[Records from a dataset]
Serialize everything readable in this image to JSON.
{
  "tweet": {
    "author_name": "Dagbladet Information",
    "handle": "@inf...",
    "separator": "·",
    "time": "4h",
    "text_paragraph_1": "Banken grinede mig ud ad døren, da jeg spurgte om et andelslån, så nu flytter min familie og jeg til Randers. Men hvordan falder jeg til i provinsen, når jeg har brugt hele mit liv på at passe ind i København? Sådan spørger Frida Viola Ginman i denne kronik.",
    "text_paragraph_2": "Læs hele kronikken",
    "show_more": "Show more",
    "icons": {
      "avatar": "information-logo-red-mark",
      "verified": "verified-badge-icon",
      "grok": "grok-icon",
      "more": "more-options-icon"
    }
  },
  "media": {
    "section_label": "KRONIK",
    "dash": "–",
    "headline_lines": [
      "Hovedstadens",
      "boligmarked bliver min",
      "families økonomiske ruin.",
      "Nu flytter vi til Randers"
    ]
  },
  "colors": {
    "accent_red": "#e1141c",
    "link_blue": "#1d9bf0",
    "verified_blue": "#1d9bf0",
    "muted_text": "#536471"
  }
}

...

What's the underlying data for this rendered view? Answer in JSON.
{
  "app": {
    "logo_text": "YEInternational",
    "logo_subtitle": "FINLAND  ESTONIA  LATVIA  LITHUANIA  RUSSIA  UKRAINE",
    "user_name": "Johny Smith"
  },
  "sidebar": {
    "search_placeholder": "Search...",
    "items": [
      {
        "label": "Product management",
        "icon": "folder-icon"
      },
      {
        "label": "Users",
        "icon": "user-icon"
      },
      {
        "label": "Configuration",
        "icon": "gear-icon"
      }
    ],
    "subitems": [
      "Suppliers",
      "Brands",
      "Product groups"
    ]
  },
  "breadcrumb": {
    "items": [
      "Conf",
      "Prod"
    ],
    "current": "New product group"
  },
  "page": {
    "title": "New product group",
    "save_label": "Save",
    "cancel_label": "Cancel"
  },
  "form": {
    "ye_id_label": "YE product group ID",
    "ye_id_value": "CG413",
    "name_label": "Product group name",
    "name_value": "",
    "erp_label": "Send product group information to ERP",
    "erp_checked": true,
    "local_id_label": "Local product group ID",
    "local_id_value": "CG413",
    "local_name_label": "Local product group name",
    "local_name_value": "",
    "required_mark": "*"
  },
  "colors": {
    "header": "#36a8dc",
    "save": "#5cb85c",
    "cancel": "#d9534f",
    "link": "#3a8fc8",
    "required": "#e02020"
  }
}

- _To be done_
How many of the lines above hold the word "more"? Give only that number.

- _Response below_
2